Objective:
Your output must consist solely of the lines from the one containing "Type out the text in this image." through the end of the records, reproduced exactly.

================

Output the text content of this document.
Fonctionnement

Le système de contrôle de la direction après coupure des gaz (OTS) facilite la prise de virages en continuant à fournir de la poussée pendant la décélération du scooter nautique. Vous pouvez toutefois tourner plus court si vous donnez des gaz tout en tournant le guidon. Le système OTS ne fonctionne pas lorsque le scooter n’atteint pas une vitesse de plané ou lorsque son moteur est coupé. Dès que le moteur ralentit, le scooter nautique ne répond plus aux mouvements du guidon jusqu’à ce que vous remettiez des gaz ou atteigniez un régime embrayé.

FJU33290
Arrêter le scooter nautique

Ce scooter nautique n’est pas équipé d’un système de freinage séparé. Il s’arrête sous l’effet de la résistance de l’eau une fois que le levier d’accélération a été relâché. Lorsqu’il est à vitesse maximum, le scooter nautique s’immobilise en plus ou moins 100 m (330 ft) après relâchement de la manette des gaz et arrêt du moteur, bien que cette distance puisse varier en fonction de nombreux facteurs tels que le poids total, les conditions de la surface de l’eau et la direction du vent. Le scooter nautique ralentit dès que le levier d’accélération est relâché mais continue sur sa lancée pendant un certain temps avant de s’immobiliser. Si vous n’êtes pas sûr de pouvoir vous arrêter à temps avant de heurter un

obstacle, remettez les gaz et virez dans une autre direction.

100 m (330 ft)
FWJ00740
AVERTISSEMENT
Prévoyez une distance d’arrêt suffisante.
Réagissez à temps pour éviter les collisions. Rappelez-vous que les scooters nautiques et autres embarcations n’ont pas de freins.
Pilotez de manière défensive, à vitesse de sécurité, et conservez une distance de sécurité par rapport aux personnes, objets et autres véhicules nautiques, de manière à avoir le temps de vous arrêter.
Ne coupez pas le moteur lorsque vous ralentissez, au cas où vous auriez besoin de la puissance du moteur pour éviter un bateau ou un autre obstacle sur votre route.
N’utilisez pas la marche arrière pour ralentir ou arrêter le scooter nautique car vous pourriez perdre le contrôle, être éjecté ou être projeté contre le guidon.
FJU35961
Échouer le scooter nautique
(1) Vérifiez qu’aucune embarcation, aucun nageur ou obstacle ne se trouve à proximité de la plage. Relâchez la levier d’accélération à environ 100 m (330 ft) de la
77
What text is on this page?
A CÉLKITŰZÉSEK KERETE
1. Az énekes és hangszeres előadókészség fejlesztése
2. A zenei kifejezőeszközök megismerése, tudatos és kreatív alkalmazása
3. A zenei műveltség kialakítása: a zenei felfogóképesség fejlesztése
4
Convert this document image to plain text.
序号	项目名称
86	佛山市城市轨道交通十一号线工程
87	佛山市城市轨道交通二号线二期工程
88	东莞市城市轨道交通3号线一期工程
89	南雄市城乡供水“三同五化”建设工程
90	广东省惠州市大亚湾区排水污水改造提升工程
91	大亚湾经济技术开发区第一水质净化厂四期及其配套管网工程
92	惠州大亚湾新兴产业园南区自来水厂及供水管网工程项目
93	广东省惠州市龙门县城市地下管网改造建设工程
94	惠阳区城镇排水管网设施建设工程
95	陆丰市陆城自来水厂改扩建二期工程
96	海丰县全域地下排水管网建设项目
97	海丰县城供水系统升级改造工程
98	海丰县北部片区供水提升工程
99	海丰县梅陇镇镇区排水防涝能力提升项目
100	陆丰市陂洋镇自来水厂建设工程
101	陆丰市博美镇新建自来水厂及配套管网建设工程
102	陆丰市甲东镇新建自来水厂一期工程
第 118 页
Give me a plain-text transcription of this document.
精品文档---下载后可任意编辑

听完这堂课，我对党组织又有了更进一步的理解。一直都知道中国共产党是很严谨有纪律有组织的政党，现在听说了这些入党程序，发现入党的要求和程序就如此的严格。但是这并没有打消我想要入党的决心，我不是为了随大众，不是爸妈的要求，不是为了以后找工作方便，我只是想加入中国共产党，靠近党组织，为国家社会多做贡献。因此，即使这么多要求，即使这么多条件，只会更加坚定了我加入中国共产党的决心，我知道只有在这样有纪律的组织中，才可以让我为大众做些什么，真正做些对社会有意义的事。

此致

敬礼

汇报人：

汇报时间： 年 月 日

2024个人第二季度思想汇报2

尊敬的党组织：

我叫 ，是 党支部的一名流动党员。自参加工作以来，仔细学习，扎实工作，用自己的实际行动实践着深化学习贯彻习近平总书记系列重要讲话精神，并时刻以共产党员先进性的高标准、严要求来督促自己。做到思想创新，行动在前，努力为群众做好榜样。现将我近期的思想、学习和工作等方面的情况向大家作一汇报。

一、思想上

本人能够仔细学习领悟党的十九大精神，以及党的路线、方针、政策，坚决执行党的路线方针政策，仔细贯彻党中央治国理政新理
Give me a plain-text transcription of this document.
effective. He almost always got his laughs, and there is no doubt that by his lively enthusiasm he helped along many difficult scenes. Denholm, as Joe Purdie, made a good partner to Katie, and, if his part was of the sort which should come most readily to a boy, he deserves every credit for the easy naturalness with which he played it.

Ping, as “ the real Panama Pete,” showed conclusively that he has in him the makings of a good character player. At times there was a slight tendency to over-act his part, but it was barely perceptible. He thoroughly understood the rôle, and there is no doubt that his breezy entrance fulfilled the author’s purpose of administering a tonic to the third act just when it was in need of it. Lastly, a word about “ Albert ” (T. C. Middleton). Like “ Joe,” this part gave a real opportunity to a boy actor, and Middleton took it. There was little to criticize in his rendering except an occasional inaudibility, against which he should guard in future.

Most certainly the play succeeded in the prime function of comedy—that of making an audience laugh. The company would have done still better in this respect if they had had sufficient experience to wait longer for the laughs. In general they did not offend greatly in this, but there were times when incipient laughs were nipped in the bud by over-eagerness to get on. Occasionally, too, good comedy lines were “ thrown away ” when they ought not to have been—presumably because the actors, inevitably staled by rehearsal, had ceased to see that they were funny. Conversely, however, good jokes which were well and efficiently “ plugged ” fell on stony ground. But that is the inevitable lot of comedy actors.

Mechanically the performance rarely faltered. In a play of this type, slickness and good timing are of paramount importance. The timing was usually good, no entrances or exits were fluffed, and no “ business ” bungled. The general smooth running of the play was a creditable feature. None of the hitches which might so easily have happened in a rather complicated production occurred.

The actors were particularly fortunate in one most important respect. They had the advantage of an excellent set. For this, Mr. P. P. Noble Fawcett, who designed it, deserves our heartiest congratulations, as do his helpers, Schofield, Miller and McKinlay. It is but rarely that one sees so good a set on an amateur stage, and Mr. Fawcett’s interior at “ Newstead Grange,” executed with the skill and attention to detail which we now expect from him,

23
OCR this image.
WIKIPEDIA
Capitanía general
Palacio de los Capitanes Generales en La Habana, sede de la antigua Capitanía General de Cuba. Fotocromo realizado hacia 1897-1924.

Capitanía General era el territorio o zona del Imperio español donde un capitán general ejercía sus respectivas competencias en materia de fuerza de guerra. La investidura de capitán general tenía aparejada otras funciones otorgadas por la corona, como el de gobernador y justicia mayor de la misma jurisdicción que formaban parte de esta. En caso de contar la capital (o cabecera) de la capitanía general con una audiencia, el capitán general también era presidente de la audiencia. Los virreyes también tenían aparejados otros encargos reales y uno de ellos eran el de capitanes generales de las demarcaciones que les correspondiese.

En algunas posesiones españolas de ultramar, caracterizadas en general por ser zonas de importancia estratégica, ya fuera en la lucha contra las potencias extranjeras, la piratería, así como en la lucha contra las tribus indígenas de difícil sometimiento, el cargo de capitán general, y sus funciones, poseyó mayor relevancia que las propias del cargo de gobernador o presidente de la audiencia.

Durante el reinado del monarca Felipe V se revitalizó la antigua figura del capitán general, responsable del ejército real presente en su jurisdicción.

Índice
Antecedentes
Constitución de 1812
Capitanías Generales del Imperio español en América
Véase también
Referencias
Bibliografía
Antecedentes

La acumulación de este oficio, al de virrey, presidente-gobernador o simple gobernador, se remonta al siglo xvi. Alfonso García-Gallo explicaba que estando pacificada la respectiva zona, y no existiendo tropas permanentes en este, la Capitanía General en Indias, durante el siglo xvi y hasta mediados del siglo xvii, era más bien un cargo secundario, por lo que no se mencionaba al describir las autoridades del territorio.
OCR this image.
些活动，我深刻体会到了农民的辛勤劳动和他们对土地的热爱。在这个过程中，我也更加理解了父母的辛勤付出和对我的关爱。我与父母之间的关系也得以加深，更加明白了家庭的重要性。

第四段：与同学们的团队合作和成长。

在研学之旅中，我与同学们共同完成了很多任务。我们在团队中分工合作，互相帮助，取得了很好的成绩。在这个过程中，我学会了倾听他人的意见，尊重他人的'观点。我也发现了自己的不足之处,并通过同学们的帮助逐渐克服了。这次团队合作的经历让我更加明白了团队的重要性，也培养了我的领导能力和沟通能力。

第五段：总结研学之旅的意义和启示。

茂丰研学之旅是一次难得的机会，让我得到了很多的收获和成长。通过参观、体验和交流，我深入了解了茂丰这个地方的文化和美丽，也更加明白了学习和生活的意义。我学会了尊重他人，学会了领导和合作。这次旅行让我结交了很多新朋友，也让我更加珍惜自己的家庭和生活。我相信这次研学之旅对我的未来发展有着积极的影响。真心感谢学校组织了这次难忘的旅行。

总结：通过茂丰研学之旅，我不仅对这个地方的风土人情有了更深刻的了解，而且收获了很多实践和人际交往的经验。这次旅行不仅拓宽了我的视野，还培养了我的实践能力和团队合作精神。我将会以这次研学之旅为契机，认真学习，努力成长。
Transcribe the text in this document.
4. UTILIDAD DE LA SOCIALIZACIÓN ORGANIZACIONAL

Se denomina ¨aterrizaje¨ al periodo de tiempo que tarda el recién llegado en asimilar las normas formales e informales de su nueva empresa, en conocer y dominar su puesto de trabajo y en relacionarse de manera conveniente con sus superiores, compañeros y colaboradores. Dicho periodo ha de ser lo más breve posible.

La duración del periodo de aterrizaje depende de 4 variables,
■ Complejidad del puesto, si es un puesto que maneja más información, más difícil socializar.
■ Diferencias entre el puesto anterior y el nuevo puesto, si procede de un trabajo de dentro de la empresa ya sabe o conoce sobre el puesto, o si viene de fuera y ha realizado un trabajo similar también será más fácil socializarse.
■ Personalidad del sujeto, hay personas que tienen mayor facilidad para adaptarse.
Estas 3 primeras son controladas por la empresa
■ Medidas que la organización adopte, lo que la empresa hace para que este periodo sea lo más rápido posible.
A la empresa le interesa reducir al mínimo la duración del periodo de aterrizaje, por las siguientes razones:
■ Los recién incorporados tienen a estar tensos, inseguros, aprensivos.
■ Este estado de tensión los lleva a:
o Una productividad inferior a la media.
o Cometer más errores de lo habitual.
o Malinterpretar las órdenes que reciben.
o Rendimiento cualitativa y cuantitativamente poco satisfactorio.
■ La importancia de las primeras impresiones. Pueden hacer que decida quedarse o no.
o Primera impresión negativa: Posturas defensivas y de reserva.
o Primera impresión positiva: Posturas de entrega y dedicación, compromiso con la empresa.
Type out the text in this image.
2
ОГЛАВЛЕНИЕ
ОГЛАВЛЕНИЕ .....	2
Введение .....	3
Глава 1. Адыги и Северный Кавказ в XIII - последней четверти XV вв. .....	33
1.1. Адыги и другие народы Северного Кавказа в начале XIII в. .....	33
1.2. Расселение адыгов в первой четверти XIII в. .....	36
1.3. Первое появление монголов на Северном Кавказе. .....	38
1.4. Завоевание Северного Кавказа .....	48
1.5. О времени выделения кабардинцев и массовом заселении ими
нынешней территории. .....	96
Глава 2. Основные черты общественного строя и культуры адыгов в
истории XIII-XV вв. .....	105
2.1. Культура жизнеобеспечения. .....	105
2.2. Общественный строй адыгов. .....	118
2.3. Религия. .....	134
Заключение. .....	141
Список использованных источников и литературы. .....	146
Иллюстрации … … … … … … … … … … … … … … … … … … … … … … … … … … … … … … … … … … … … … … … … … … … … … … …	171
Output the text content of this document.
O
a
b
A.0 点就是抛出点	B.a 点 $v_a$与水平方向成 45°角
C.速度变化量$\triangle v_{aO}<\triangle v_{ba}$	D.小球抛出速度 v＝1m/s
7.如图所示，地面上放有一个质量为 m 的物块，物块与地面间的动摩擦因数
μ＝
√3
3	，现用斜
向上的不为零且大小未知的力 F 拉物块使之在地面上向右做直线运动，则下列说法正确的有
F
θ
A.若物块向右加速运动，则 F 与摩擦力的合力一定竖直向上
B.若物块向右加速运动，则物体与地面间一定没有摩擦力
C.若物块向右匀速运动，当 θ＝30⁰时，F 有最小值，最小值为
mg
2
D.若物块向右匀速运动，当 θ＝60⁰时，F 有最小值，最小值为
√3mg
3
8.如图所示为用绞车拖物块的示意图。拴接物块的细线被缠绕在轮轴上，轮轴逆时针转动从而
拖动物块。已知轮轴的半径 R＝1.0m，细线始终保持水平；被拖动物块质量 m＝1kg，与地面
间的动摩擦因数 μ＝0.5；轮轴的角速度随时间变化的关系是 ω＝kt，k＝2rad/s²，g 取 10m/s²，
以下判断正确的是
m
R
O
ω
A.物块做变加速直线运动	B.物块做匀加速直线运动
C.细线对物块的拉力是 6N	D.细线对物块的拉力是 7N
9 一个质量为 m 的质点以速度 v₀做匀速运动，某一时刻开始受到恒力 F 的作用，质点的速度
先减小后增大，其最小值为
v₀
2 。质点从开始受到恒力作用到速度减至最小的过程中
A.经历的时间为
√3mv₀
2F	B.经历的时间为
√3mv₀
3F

================

Answer to this problem:
Type out the text in this image.
2
ОГЛАВЛЕНИЕ
ОГЛАВЛЕНИЕ .....	2
Введение .....	3
Глава 1. Адыги и Северный Кавказ в XIII - последней четверти XV вв. .....	33
1.1. Адыги и другие народы Северного Кавказа в начале XIII в. .....	33
1.2. Расселение адыгов в первой четверти XIII в. .....	36
1.3. Первое появление монголов на Северном Кавказе. .....	38
1.4. Завоевание Северного Кавказа .....	48
1.5. О времени выделения кабардинцев и массовом заселении ими
нынешней территории. .....	96
Глава 2. Основные черты общественного строя и культуры адыгов в
истории XIII-XV вв. .....	105
2.1. Культура жизнеобеспечения. .....	105
2.2. Общественный строй адыгов. .....	118
2.3. Религия. .....	134
Заключение. .....	141
Список использованных источников и литературы. .....	146
Иллюстрации … … … … … … … … … … … … … … … … … … … … … … … … … … … … … … … … … … … … … … … … … … … … … … …	171
Output the text content of this document.
O
a
b
A.0 点就是抛出点	B.a 点 $v_a$与水平方向成 45°角
C.速度变化量$\triangle v_{aO}<\triangle v_{ba}$	D.小球抛出速度 v＝1m/s
7.如图所示，地面上放有一个质量为 m 的物块，物块与地面间的动摩擦因数
μ＝
√3
3	，现用斜
向上的不为零且大小未知的力 F 拉物块使之在地面上向右做直线运动，则下列说法正确的有
F
θ
A.若物块向右加速运动，则 F 与摩擦力的合力一定竖直向上
B.若物块向右加速运动，则物体与地面间一定没有摩擦力
C.若物块向右匀速运动，当 θ＝30⁰时，F 有最小值，最小值为
mg
2
D.若物块向右匀速运动，当 θ＝60⁰时，F 有最小值，最小值为
√3mg
3
8.如图所示为用绞车拖物块的示意图。拴接物块的细线被缠绕在轮轴上，轮轴逆时针转动从而
拖动物块。已知轮轴的半径 R＝1.0m，细线始终保持水平；被拖动物块质量 m＝1kg，与地面
间的动摩擦因数 μ＝0.5；轮轴的角速度随时间变化的关系是 ω＝kt，k＝2rad/s²，g 取 10m/s²，
以下判断正确的是
m
R
O
ω
A.物块做变加速直线运动	B.物块做匀加速直线运动
C.细线对物块的拉力是 6N	D.细线对物块的拉力是 7N
9 一个质量为 m 的质点以速度 v₀做匀速运动，某一时刻开始受到恒力 F 的作用，质点的速度
先减小后增大，其最小值为
v₀
2 。质点从开始受到恒力作用到速度减至最小的过程中
A.经历的时间为
√3mv₀
2F	B.经历的时间为
√3mv₀
3F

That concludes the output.